● **Stored entries**

==================================================

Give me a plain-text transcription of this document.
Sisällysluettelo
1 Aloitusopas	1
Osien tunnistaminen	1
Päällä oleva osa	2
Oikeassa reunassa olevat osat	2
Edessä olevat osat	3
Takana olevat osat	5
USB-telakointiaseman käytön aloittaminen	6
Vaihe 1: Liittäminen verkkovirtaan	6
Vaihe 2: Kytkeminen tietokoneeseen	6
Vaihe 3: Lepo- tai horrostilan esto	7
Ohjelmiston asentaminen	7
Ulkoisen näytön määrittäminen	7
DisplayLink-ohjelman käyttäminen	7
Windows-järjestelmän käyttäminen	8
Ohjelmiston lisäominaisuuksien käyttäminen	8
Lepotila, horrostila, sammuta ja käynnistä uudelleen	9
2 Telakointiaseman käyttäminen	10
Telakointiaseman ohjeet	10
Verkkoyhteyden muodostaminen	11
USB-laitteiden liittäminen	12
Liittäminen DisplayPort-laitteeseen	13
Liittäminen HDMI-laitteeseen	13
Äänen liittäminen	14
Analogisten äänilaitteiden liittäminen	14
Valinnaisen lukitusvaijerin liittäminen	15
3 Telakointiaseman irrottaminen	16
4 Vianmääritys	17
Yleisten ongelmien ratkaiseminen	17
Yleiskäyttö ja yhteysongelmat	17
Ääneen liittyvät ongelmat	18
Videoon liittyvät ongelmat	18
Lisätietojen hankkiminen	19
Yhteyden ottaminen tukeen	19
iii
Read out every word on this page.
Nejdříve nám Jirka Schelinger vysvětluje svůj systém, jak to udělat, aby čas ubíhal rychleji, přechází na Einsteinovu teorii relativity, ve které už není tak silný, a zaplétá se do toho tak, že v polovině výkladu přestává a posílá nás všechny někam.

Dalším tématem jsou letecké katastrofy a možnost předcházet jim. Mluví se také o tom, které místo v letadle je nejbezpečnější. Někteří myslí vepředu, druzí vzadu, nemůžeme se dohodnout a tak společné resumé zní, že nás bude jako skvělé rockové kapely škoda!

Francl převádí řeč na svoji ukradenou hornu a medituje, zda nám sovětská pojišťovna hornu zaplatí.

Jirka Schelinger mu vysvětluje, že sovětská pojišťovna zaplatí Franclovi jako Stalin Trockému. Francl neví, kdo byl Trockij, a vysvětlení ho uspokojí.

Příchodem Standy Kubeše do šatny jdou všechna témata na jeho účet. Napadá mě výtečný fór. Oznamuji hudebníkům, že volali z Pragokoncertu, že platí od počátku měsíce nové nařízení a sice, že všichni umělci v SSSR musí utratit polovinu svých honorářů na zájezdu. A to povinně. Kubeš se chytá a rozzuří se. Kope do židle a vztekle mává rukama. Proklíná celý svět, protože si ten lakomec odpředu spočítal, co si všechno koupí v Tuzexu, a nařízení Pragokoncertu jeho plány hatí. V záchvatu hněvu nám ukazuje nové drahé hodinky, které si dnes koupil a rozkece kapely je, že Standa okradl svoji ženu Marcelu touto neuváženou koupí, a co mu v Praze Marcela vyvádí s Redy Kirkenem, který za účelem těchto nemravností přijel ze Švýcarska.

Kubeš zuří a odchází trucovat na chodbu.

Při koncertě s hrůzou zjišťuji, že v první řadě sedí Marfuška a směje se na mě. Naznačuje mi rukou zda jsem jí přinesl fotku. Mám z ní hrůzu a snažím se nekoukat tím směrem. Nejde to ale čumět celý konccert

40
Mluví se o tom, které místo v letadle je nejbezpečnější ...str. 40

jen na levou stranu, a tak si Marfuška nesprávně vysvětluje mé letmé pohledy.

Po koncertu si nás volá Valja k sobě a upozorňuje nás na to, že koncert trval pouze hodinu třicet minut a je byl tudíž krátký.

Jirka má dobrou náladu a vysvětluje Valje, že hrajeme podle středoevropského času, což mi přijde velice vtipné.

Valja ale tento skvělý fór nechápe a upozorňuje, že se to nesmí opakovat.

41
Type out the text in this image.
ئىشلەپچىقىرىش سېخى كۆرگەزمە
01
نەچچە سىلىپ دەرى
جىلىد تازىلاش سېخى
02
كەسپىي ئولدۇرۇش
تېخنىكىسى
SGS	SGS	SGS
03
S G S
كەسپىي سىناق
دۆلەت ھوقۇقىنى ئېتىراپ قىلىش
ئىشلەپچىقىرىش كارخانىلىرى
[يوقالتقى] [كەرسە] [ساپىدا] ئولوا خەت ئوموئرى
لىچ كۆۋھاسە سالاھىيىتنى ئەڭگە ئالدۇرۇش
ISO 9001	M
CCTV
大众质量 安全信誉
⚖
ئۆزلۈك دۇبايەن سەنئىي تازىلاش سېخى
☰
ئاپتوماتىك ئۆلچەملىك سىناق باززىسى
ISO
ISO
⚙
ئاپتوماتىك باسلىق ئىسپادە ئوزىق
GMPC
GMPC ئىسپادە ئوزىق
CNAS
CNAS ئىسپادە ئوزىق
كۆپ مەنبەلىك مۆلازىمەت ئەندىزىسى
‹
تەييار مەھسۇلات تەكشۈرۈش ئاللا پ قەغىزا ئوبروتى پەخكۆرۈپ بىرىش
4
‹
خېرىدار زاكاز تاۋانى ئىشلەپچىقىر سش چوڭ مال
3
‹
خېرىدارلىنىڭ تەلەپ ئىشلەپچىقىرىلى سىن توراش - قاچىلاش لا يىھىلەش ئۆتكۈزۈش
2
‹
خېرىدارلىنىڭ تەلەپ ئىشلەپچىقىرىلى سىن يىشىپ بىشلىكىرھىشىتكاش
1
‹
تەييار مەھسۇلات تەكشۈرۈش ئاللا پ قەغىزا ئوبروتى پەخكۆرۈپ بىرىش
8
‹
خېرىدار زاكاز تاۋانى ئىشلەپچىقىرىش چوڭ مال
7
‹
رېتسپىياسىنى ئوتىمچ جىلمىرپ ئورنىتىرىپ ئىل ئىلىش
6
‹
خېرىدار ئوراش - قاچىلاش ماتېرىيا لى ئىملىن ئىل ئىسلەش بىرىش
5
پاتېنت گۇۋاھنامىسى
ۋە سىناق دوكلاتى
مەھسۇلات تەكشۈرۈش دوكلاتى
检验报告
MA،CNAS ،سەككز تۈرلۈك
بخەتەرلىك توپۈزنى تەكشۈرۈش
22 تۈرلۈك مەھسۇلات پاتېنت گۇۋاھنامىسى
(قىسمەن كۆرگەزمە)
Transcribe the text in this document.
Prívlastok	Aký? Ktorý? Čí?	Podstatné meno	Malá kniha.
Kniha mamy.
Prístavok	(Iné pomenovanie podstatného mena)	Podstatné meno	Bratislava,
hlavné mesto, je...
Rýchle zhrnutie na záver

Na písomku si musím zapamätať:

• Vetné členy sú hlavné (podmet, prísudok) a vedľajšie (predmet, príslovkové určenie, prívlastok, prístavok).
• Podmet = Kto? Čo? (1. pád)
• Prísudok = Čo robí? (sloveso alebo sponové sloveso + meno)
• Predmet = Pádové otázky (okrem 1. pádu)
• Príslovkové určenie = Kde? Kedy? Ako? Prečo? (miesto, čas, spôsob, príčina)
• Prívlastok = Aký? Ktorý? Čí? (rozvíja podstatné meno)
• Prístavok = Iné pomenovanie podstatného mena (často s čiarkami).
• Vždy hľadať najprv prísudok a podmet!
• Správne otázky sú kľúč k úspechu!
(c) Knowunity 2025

==================================================

● **Task requirements**
Exactly reproduce every line found in the records.

● **Solved problem**
Give me a plain-text transcription of this document.
Sisällysluettelo
1 Aloitusopas	1
Osien tunnistaminen	1
Päällä oleva osa	2
Oikeassa reunassa olevat osat	2
Edessä olevat osat	3
Takana olevat osat	5
USB-telakointiaseman käytön aloittaminen	6
Vaihe 1: Liittäminen verkkovirtaan	6
Vaihe 2: Kytkeminen tietokoneeseen	6
Vaihe 3: Lepo- tai horrostilan esto	7
Ohjelmiston asentaminen	7
Ulkoisen näytön määrittäminen	7
DisplayLink-ohjelman käyttäminen	7
Windows-järjestelmän käyttäminen	8
Ohjelmiston lisäominaisuuksien käyttäminen	8
Lepotila, horrostila, sammuta ja käynnistä uudelleen	9
2 Telakointiaseman käyttäminen	10
Telakointiaseman ohjeet	10
Verkkoyhteyden muodostaminen	11
USB-laitteiden liittäminen	12
Liittäminen DisplayPort-laitteeseen	13
Liittäminen HDMI-laitteeseen	13
Äänen liittäminen	14
Analogisten äänilaitteiden liittäminen	14
Valinnaisen lukitusvaijerin liittäminen	15
3 Telakointiaseman irrottaminen	16
4 Vianmääritys	17
Yleisten ongelmien ratkaiseminen	17
Yleiskäyttö ja yhteysongelmat	17
Ääneen liittyvät ongelmat	18
Videoon liittyvät ongelmat	18
Lisätietojen hankkiminen	19
Yhteyden ottaminen tukeen	19
iii
Read out every word on this page.
Nejdříve nám Jirka Schelinger vysvětluje svůj systém, jak to udělat, aby čas ubíhal rychleji, přechází na Einsteinovu teorii relativity, ve které už není tak silný, a zaplétá se do toho tak, že v polovině výkladu přestává a posílá nás všechny někam.

Dalším tématem jsou letecké katastrofy a možnost předcházet jim. Mluví se také o tom, které místo v letadle je nejbezpečnější. Někteří myslí vepředu, druzí vzadu, nemůžeme se dohodnout a tak společné resumé zní, že nás bude jako skvělé rockové kapely škoda!

Francl převádí řeč na svoji ukradenou hornu a medituje, zda nám sovětská pojišťovna hornu zaplatí.

Jirka Schelinger mu vysvětluje, že sovětská pojišťovna zaplatí Franclovi jako Stalin Trockému. Francl neví, kdo byl Trockij, a vysvětlení ho uspokojí.

Příchodem Standy Kubeše do šatny jdou všechna témata na jeho účet. Napadá mě výtečný fór. Oznamuji hudebníkům, že volali z Pragokoncertu, že platí od počátku měsíce nové nařízení a sice, že všichni umělci v SSSR musí utratit polovinu svých honorářů na zájezdu. A to povinně. Kubeš se chytá a rozzuří se. Kope do židle a vztekle mává rukama. Proklíná celý svět, protože si ten lakomec odpředu spočítal, co si všechno koupí v Tuzexu, a nařízení Pragokoncertu jeho plány hatí. V záchvatu hněvu nám ukazuje nové drahé hodinky, které si dnes koupil a rozkece kapely je, že Standa okradl svoji ženu Marcelu touto neuváženou koupí, a co mu v Praze Marcela vyvádí s Redy Kirkenem, který za účelem těchto nemravností přijel ze Švýcarska.

Kubeš zuří a odchází trucovat na chodbu.

Při koncertě s hrůzou zjišťuji, že v první řadě sedí Marfuška a směje se na mě. Naznačuje mi rukou zda jsem jí přinesl fotku. Mám z ní hrůzu a snažím se nekoukat tím směrem. Nejde to ale čumět celý konccert

40
Mluví se o tom, které místo v letadle je nejbezpečnější ...str. 40

jen na levou stranu, a tak si Marfuška nesprávně vysvětluje mé letmé pohledy.

Po koncertu si nás volá Valja k sobě a upozorňuje nás na to, že koncert trval pouze hodinu třicet minut a je byl tudíž krátký.

Jirka má dobrou náladu a vysvětluje Valje, že hrajeme podle středoevropského času, což mi přijde velice vtipné.

Valja ale tento skvělý fór nechápe a upozorňuje, že se to nesmí opakovat.

41
Type out the text in this image.
ئىشلەپچىقىرىش سېخى كۆرگەزمە
01
نەچچە سىلىپ دەرى
جىلىد تازىلاش سېخى
02
كەسپىي ئولدۇرۇش
تېخنىكىسى
SGS	SGS	SGS
03
S G S
كەسپىي سىناق
دۆلەت ھوقۇقىنى ئېتىراپ قىلىش
ئىشلەپچىقىرىش كارخانىلىرى
[يوقالتقى] [كەرسە] [ساپىدا] ئولوا خەت ئوموئرى
لىچ كۆۋھاسە سالاھىيىتنى ئەڭگە ئالدۇرۇش
ISO 9001	M
CCTV
大众质量 安全信誉
⚖
ئۆزلۈك دۇبايەن سەنئىي تازىلاش سېخى
☰
ئاپتوماتىك ئۆلچەملىك سىناق باززىسى
ISO
ISO
⚙
ئاپتوماتىك باسلىق ئىسپادە ئوزىق
GMPC
GMPC ئىسپادە ئوزىق
CNAS
CNAS ئىسپادە ئوزىق
كۆپ مەنبەلىك مۆلازىمەت ئەندىزىسى
‹
تەييار مەھسۇلات تەكشۈرۈش ئاللا پ قەغىزا ئوبروتى پەخكۆرۈپ بىرىش
4
‹
خېرىدار زاكاز تاۋانى ئىشلەپچىقىر سش چوڭ مال
3
‹
خېرىدارلىنىڭ تەلەپ ئىشلەپچىقىرىلى سىن توراش - قاچىلاش لا يىھىلەش ئۆتكۈزۈش
2
‹
خېرىدارلىنىڭ تەلەپ ئىشلەپچىقىرىلى سىن يىشىپ بىشلىكىرھىشىتكاش
1
‹
تەييار مەھسۇلات تەكشۈرۈش ئاللا پ قەغىزا ئوبروتى پەخكۆرۈپ بىرىش
8
‹
خېرىدار زاكاز تاۋانى ئىشلەپچىقىرىش چوڭ مال
7
‹
رېتسپىياسىنى ئوتىمچ جىلمىرپ ئورنىتىرىپ ئىل ئىلىش
6
‹
خېرىدار ئوراش - قاچىلاش ماتېرىيا لى ئىملىن ئىل ئىسلەش بىرىش
5
پاتېنت گۇۋاھنامىسى
ۋە سىناق دوكلاتى
مەھسۇلات تەكشۈرۈش دوكلاتى
检验报告
MA،CNAS ،سەككز تۈرلۈك
بخەتەرلىك توپۈزنى تەكشۈرۈش
22 تۈرلۈك مەھسۇلات پاتېنت گۇۋاھنامىسى
(قىسمەن كۆرگەزمە)
Transcribe the text in this document.
Prívlastok	Aký? Ktorý? Čí?	Podstatné meno	Malá kniha.
Kniha mamy.
Prístavok	(Iné pomenovanie podstatného mena)	Podstatné meno	Bratislava,
hlavné mesto, je...
Rýchle zhrnutie na záver

Na písomku si musím zapamätať:

• Vetné členy sú hlavné (podmet, prísudok) a vedľajšie (predmet, príslovkové určenie, prívlastok, prístavok).
• Podmet = Kto? Čo? (1. pád)
• Prísudok = Čo robí? (sloveso alebo sponové sloveso + meno)
• Predmet = Pádové otázky (okrem 1. pádu)
• Príslovkové určenie = Kde? Kedy? Ako? Prečo? (miesto, čas, spôsob, príčina)
• Prívlastok = Aký? Ktorý? Čí? (rozvíja podstatné meno)
• Prístavok = Iné pomenovanie podstatného mena (často s čiarkami).
• Vždy hľadať najprv prísudok a podmet!
• Správne otázky sú kľúč k úspechu!
(c) Knowunity 2025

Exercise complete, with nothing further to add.